# Material for the task start

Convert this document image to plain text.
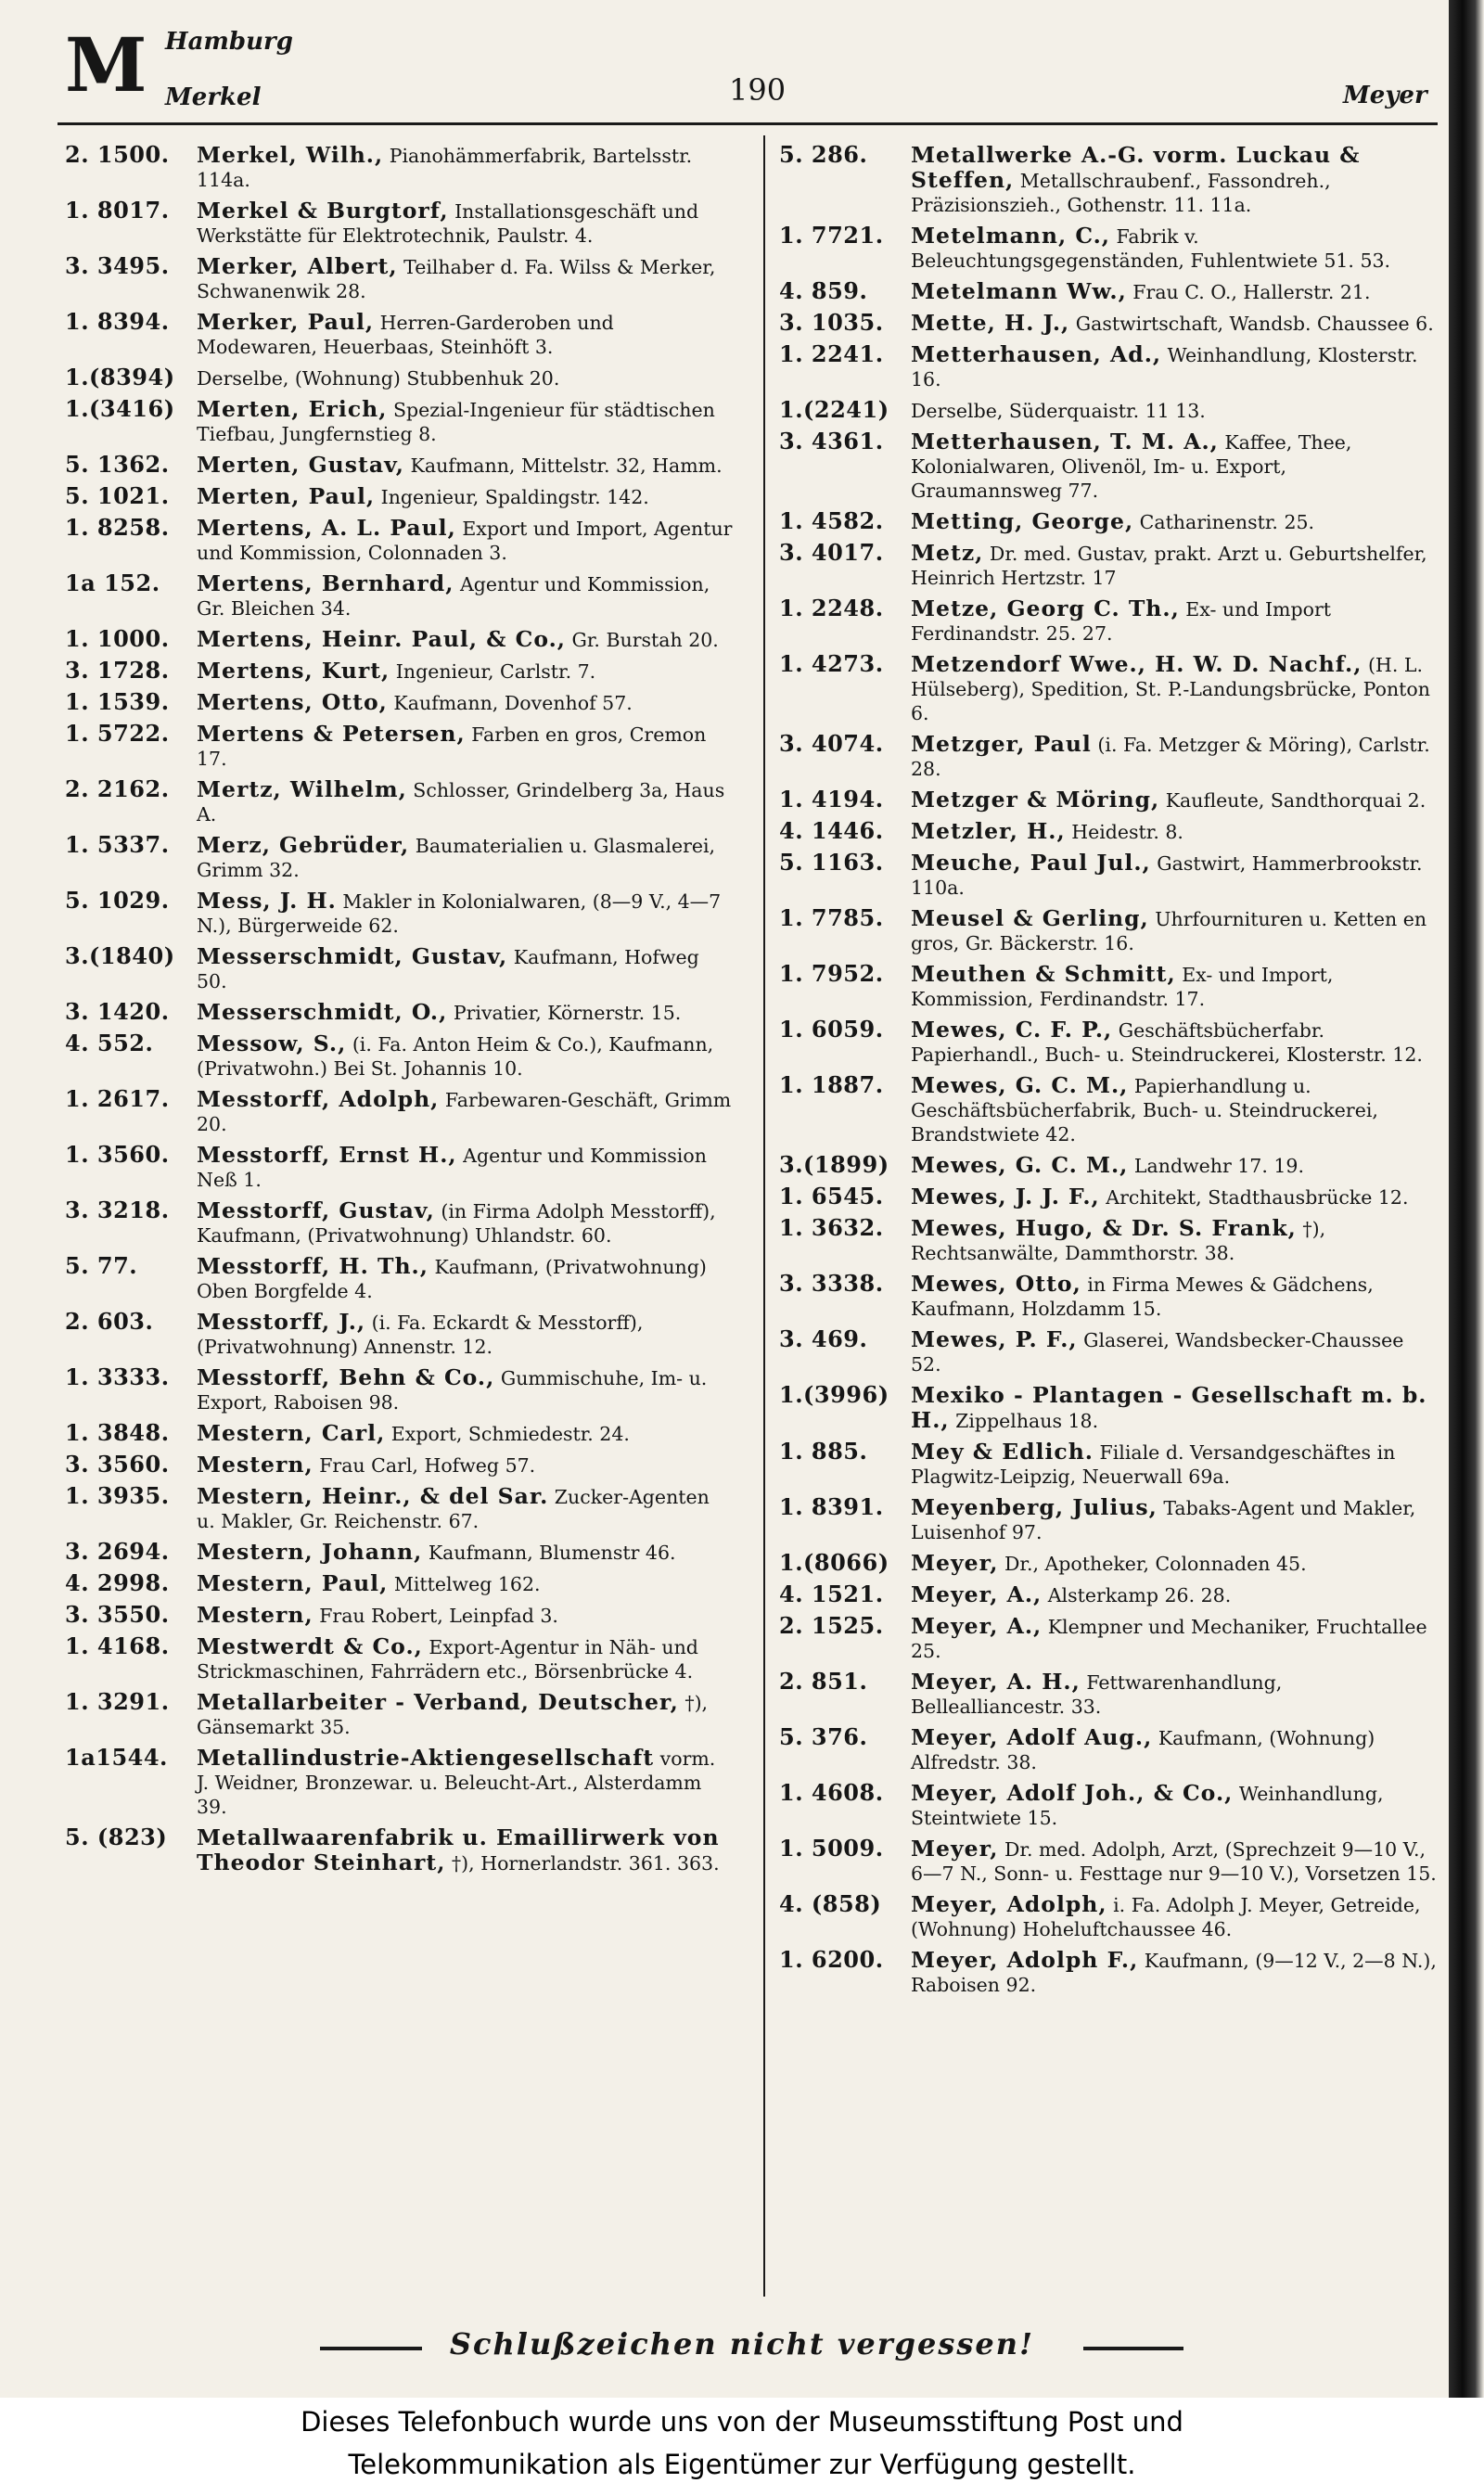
M Hamburg
Merkel	190	Meyer
2. 1500. Merkel, Wilh., Pianohämmerfabrik, Bartelsstr. 114a.
1. 8017. Merkel & Burgtorf, Installationsgeschäft und Werkstätte für Elektrotechnik, Paulstr. 4.
3. 3495. Merker, Albert, Teilhaber d. Fa. Wilss & Merker, Schwanenwik 28.
1. 8394. Merker, Paul, Herren-Garderoben und Modewaren, Heuerbaas, Steinhöft 3.
1.(8394) Derselbe, (Wohnung) Stubbenhuk 20.
1.(3416) Merten, Erich, Spezial-Ingenieur für städtischen Tiefbau, Jungfernstieg 8.
5. 1362. Merten, Gustav, Kaufmann, Mittelstr. 32, Hamm.
5. 1021. Merten, Paul, Ingenieur, Spaldingstr. 142.
1. 8258. Mertens, A. L. Paul, Export und Import, Agentur und Kommission, Colonnaden 3.
1a 152. Mertens, Bernhard, Agentur und Kommission, Gr. Bleichen 34.
1. 1000. Mertens, Heinr. Paul, & Co., Gr. Burstah 20.
3. 1728. Mertens, Kurt, Ingenieur, Carlstr. 7.
1. 1539. Mertens, Otto, Kaufmann, Dovenhof 57.
1. 5722. Mertens & Petersen, Farben en gros, Cremon 17.
2. 2162. Mertz, Wilhelm, Schlosser, Grindelberg 3a, Haus A.
1. 5337. Merz, Gebrüder, Baumaterialien u. Glasmalerei, Grimm 32.
5. 1029. Mess, J. H. Makler in Kolonialwaren, (8—9 V., 4—7 N.), Bürgerweide 62.
3.(1840) Messerschmidt, Gustav, Kaufmann, Hofweg 50.
3. 1420. Messerschmidt, O., Privatier, Körnerstr. 15.
4. 552. Messow, S., (i. Fa. Anton Heim & Co.), Kaufmann, (Privatwohn.) Bei St. Johannis 10.
1. 2617. Messtorff, Adolph, Farbewaren-Geschäft, Grimm 20.
1. 3560. Messtorff, Ernst H., Agentur und Kommission Neß 1.
3. 3218. Messtorff, Gustav, (in Firma Adolph Messtorff), Kaufmann, (Privatwohnung) Uhlandstr. 60.
5. 77.	Messtorff, H. Th., Kaufmann, (Privatwohnung) Oben Borgfelde 4.
2. 603. Messtorff, J., (i. Fa. Eckardt & Messtorff), (Privatwohnung) Annenstr. 12.
1. 3333. Messtorff, Behn & Co., Gummischuhe, Im- u. Export, Raboisen 98.
1. 3848. Mestern, Carl, Export, Schmiedestr. 24.
3. 3560. Mestern, Frau Carl, Hofweg 57.
1. 3935. Mestern, Heinr., & del Sar. Zucker-Agenten u. Makler, Gr. Reichenstr. 67.
3. 2694. Mestern, Johann, Kaufmann, Blumenstr 46.
4. 2998. Mestern, Paul, Mittelweg 162.
3. 3550. Mestern, Frau Robert, Leinpfad 3.
1. 4168. Mestwerdt & Co., Export-Agentur in Näh- und Strickmaschinen, Fahrrädern etc., Börsenbrücke 4.
1. 3291. Metallarbeiter - Verband, Deutscher, †), Gänsemarkt 35.
1a1544. Metallindustrie-Aktiengesellschaft vorm. J. Weidner, Bronzewar. u. Beleucht-Art., Alsterdamm 39.
5. (823) Metallwaarenfabrik u. Emaillirwerk von Theodor Steinhart, †), Hornerlandstr. 361. 363.
5. 286. Metallwerke A.-G. vorm. Luckau & Steffen, Metallschraubenf., Fassondreh., Präzisionszieh., Gothenstr. 11. 11a.
1. 7721. Metelmann, C., Fabrik v. Beleuchtungsgegenständen, Fuhlentwiete 51. 53.
4. 859. Metelmann Ww., Frau C. O., Hallerstr. 21.
3. 1035. Mette, H. J., Gastwirtschaft, Wandsb. Chaussee 6.
1. 2241. Metterhausen, Ad., Weinhandlung, Klosterstr. 16.
1.(2241) Derselbe, Süderquaistr. 11 13.
3. 4361. Metterhausen, T. M. A., Kaffee, Thee, Kolonialwaren, Olivenöl, Im- u. Export, Graumannsweg 77.
1. 4582. Metting, George, Catharinenstr. 25.
3. 4017. Metz, Dr. med. Gustav, prakt. Arzt u. Geburtshelfer, Heinrich Hertzstr. 17
1. 2248. Metze, Georg C. Th., Ex- und Import Ferdinandstr. 25. 27.
1. 4273. Metzendorf Wwe., H. W. D. Nachf., (H. L. Hülseberg), Spedition, St. P.-Landungsbrücke, Ponton 6.
3. 4074. Metzger, Paul (i. Fa. Metzger & Möring), Carlstr. 28.
1. 4194. Metzger & Möring, Kaufleute, Sandthorquai 2.
4. 1446. Metzler, H., Heidestr. 8.
5. 1163. Meuche, Paul Jul., Gastwirt, Hammerbrookstr. 110a.
1. 7785. Meusel & Gerling, Uhrfournituren u. Ketten en gros, Gr. Bäckerstr. 16.
1. 7952. Meuthen & Schmitt, Ex- und Import, Kommission, Ferdinandstr. 17.
1. 6059. Mewes, C. F. P., Geschäftsbücherfabr. Papierhandl., Buch- u. Steindruckerei, Klosterstr. 12.
1. 1887. Mewes, G. C. M., Papierhandlung u. Geschäftsbücherfabrik, Buch- u. Steindruckerei, Brandstwiete 42.
3.(1899) Mewes, G. C. M., Landwehr 17. 19.
1. 6545. Mewes, J. J. F., Architekt, Stadthausbrücke 12.
1. 3632. Mewes, Hugo, & Dr. S. Frank, †), Rechtsanwälte, Dammthorstr. 38.
3. 3338. Mewes, Otto, in Firma Mewes & Gädchens, Kaufmann, Holzdamm 15.
3. 469. Mewes, P. F., Glaserei, Wandsbecker-Chaussee 52.
1.(3996) Mexiko - Plantagen - Gesellschaft m. b. H., Zippelhaus 18.
1. 885. Mey & Edlich. Filiale d. Versandgeschäftes in Plagwitz-Leipzig, Neuerwall 69a.
1. 8391. Meyenberg, Julius, Tabaks-Agent und Makler, Luisenhof 97.
1.(8066) Meyer, Dr., Apotheker, Colonnaden 45.
4. 1521. Meyer, A., Alsterkamp 26. 28.
2. 1525. Meyer, A., Klempner und Mechaniker, Fruchtallee 25.
2. 851. Meyer, A. H., Fettwarenhandlung, Bellealliancestr. 33.
5. 376. Meyer, Adolf Aug., Kaufmann, (Wohnung) Alfredstr. 38.
1. 4608. Meyer, Adolf Joh., & Co., Weinhandlung, Steintwiete 15.
1. 5009. Meyer, Dr. med. Adolph, Arzt, (Sprechzeit 9—10 V., 6—7 N., Sonn- u. Festtage nur 9—10 V.), Vorsetzen 15.
4. (858) Meyer, Adolph, i. Fa. Adolph J. Meyer, Getreide, (Wohnung) Hoheluftchaussee 46.
1. 6200. Meyer, Adolph F., Kaufmann, (9—12 V., 2—8 N.), Raboisen 92.
Schlußzeichen nicht vergessen!
Dieses Telefonbuch wurde uns von der Museumsstiftung Post und
Telekommunikation als Eigentümer zur Verfügung gestellt.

# Material for the task end

> **Objective**
Write the records above out again exactly, with no pictures in your copy.

> **In response**
Convert this document image to plain text.
M Hamburg
Merkel	190	Meyer
2. 1500. Merkel, Wilh., Pianohämmerfabrik, Bartelsstr. 114a.
1. 8017. Merkel & Burgtorf, Installationsgeschäft und Werkstätte für Elektrotechnik, Paulstr. 4.
3. 3495. Merker, Albert, Teilhaber d. Fa. Wilss & Merker, Schwanenwik 28.
1. 8394. Merker, Paul, Herren-Garderoben und Modewaren, Heuerbaas, Steinhöft 3.
1.(8394) Derselbe, (Wohnung) Stubbenhuk 20.
1.(3416) Merten, Erich, Spezial-Ingenieur für städtischen Tiefbau, Jungfernstieg 8.
5. 1362. Merten, Gustav, Kaufmann, Mittelstr. 32, Hamm.
5. 1021. Merten, Paul, Ingenieur, Spaldingstr. 142.
1. 8258. Mertens, A. L. Paul, Export und Import, Agentur und Kommission, Colonnaden 3.
1a 152. Mertens, Bernhard, Agentur und Kommission, Gr. Bleichen 34.
1. 1000. Mertens, Heinr. Paul, & Co., Gr. Burstah 20.
3. 1728. Mertens, Kurt, Ingenieur, Carlstr. 7.
1. 1539. Mertens, Otto, Kaufmann, Dovenhof 57.
1. 5722. Mertens & Petersen, Farben en gros, Cremon 17.
2. 2162. Mertz, Wilhelm, Schlosser, Grindelberg 3a, Haus A.
1. 5337. Merz, Gebrüder, Baumaterialien u. Glasmalerei, Grimm 32.
5. 1029. Mess, J. H. Makler in Kolonialwaren, (8—9 V., 4—7 N.), Bürgerweide 62.
3.(1840) Messerschmidt, Gustav, Kaufmann, Hofweg 50.
3. 1420. Messerschmidt, O., Privatier, Körnerstr. 15.
4. 552. Messow, S., (i. Fa. Anton Heim & Co.), Kaufmann, (Privatwohn.) Bei St. Johannis 10.
1. 2617. Messtorff, Adolph, Farbewaren-Geschäft, Grimm 20.
1. 3560. Messtorff, Ernst H., Agentur und Kommission Neß 1.
3. 3218. Messtorff, Gustav, (in Firma Adolph Messtorff), Kaufmann, (Privatwohnung) Uhlandstr. 60.
5. 77.	Messtorff, H. Th., Kaufmann, (Privatwohnung) Oben Borgfelde 4.
2. 603. Messtorff, J., (i. Fa. Eckardt & Messtorff), (Privatwohnung) Annenstr. 12.
1. 3333. Messtorff, Behn & Co., Gummischuhe, Im- u. Export, Raboisen 98.
1. 3848. Mestern, Carl, Export, Schmiedestr. 24.
3. 3560. Mestern, Frau Carl, Hofweg 57.
1. 3935. Mestern, Heinr., & del Sar. Zucker-Agenten u. Makler, Gr. Reichenstr. 67.
3. 2694. Mestern, Johann, Kaufmann, Blumenstr 46.
4. 2998. Mestern, Paul, Mittelweg 162.
3. 3550. Mestern, Frau Robert, Leinpfad 3.
1. 4168. Mestwerdt & Co., Export-Agentur in Näh- und Strickmaschinen, Fahrrädern etc., Börsenbrücke 4.
1. 3291. Metallarbeiter - Verband, Deutscher, †), Gänsemarkt 35.
1a1544. Metallindustrie-Aktiengesellschaft vorm. J. Weidner, Bronzewar. u. Beleucht-Art., Alsterdamm 39.
5. (823) Metallwaarenfabrik u. Emaillirwerk von Theodor Steinhart, †), Hornerlandstr. 361. 363.
5. 286. Metallwerke A.-G. vorm. Luckau & Steffen, Metallschraubenf., Fassondreh., Präzisionszieh., Gothenstr. 11. 11a.
1. 7721. Metelmann, C., Fabrik v. Beleuchtungsgegenständen, Fuhlentwiete 51. 53.
4. 859. Metelmann Ww., Frau C. O., Hallerstr. 21.
3. 1035. Mette, H. J., Gastwirtschaft, Wandsb. Chaussee 6.
1. 2241. Metterhausen, Ad., Weinhandlung, Klosterstr. 16.
1.(2241) Derselbe, Süderquaistr. 11 13.
3. 4361. Metterhausen, T. M. A., Kaffee, Thee, Kolonialwaren, Olivenöl, Im- u. Export, Graumannsweg 77.
1. 4582. Metting, George, Catharinenstr. 25.
3. 4017. Metz, Dr. med. Gustav, prakt. Arzt u. Geburtshelfer, Heinrich Hertzstr. 17
1. 2248. Metze, Georg C. Th., Ex- und Import Ferdinandstr. 25. 27.
1. 4273. Metzendorf Wwe., H. W. D. Nachf., (H. L. Hülseberg), Spedition, St. P.-Landungsbrücke, Ponton 6.
3. 4074. Metzger, Paul (i. Fa. Metzger & Möring), Carlstr. 28.
1. 4194. Metzger & Möring, Kaufleute, Sandthorquai 2.
4. 1446. Metzler, H., Heidestr. 8.
5. 1163. Meuche, Paul Jul., Gastwirt, Hammerbrookstr. 110a.
1. 7785. Meusel & Gerling, Uhrfournituren u. Ketten en gros, Gr. Bäckerstr. 16.
1. 7952. Meuthen & Schmitt, Ex- und Import, Kommission, Ferdinandstr. 17.
1. 6059. Mewes, C. F. P., Geschäftsbücherfabr. Papierhandl., Buch- u. Steindruckerei, Klosterstr. 12.
1. 1887. Mewes, G. C. M., Papierhandlung u. Geschäftsbücherfabrik, Buch- u. Steindruckerei, Brandstwiete 42.
3.(1899) Mewes, G. C. M., Landwehr 17. 19.
1. 6545. Mewes, J. J. F., Architekt, Stadthausbrücke 12.
1. 3632. Mewes, Hugo, & Dr. S. Frank, †), Rechtsanwälte, Dammthorstr. 38.
3. 3338. Mewes, Otto, in Firma Mewes & Gädchens, Kaufmann, Holzdamm 15.
3. 469. Mewes, P. F., Glaserei, Wandsbecker-Chaussee 52.
1.(3996) Mexiko - Plantagen - Gesellschaft m. b. H., Zippelhaus 18.
1. 885. Mey & Edlich. Filiale d. Versandgeschäftes in Plagwitz-Leipzig, Neuerwall 69a.
1. 8391. Meyenberg, Julius, Tabaks-Agent und Makler, Luisenhof 97.
1.(8066) Meyer, Dr., Apotheker, Colonnaden 45.
4. 1521. Meyer, A., Alsterkamp 26. 28.
2. 1525. Meyer, A., Klempner und Mechaniker, Fruchtallee 25.
2. 851. Meyer, A. H., Fettwarenhandlung, Bellealliancestr. 33.
5. 376. Meyer, Adolf Aug., Kaufmann, (Wohnung) Alfredstr. 38.
1. 4608. Meyer, Adolf Joh., & Co., Weinhandlung, Steintwiete 15.
1. 5009. Meyer, Dr. med. Adolph, Arzt, (Sprechzeit 9—10 V., 6—7 N., Sonn- u. Festtage nur 9—10 V.), Vorsetzen 15.
4. (858) Meyer, Adolph, i. Fa. Adolph J. Meyer, Getreide, (Wohnung) Hoheluftchaussee 46.
1. 6200. Meyer, Adolph F., Kaufmann, (9—12 V., 2—8 N.), Raboisen 92.
Schlußzeichen nicht vergessen!
Dieses Telefonbuch wurde uns von der Museumsstiftung Post und
Telekommunikation als Eigentümer zur Verfügung gestellt.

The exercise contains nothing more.